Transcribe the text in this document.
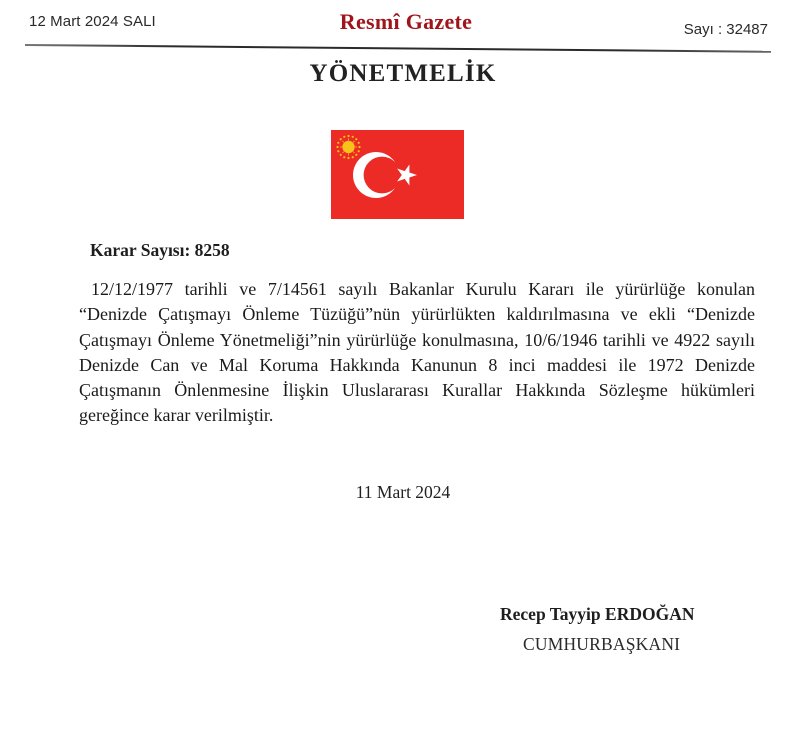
12 Mart 2024 SALI	Resmî Gazete	Sayı : 32487
YÖNETMELİK
Karar Sayısı: 8258

12/12/1977 tarihli ve 7/14561 sayılı Bakanlar Kurulu Kararı ile yürürlüğe konulan “Denizde Çatışmayı Önleme Tüzüğü”nün yürürlükten kaldırılmasına ve ekli “Denizde Çatışmayı Önleme Yönetmeliği”nin yürürlüğe konulmasına, 10/6/1946 tarihli ve 4922 sayılı Denizde Can ve Mal Koruma Hakkında Kanunun 8 inci maddesi ile 1972 Denizde Çatışmanın Önlenmesine İlişkin Uluslararası Kurallar Hakkında Sözleşme hükümleri gereğince karar verilmiştir.

11 Mart 2024
Recep Tayyip ERDOĞAN
CUMHURBAŞKANI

# # # #

◆ To do
Transcribe every entry above exactly. Omit all pictures.

◆ Full answer
Transcribe the text in this document.
12 Mart 2024 SALI	Resmî Gazete	Sayı : 32487
YÖNETMELİK
Karar Sayısı: 8258

12/12/1977 tarihli ve 7/14561 sayılı Bakanlar Kurulu Kararı ile yürürlüğe konulan “Denizde Çatışmayı Önleme Tüzüğü”nün yürürlükten kaldırılmasına ve ekli “Denizde Çatışmayı Önleme Yönetmeliği”nin yürürlüğe konulmasına, 10/6/1946 tarihli ve 4922 sayılı Denizde Can ve Mal Koruma Hakkında Kanunun 8 inci maddesi ile 1972 Denizde Çatışmanın Önlenmesine İlişkin Uluslararası Kurallar Hakkında Sözleşme hükümleri gereğince karar verilmiştir.

11 Mart 2024
Recep Tayyip ERDOĞAN
CUMHURBAŞKANI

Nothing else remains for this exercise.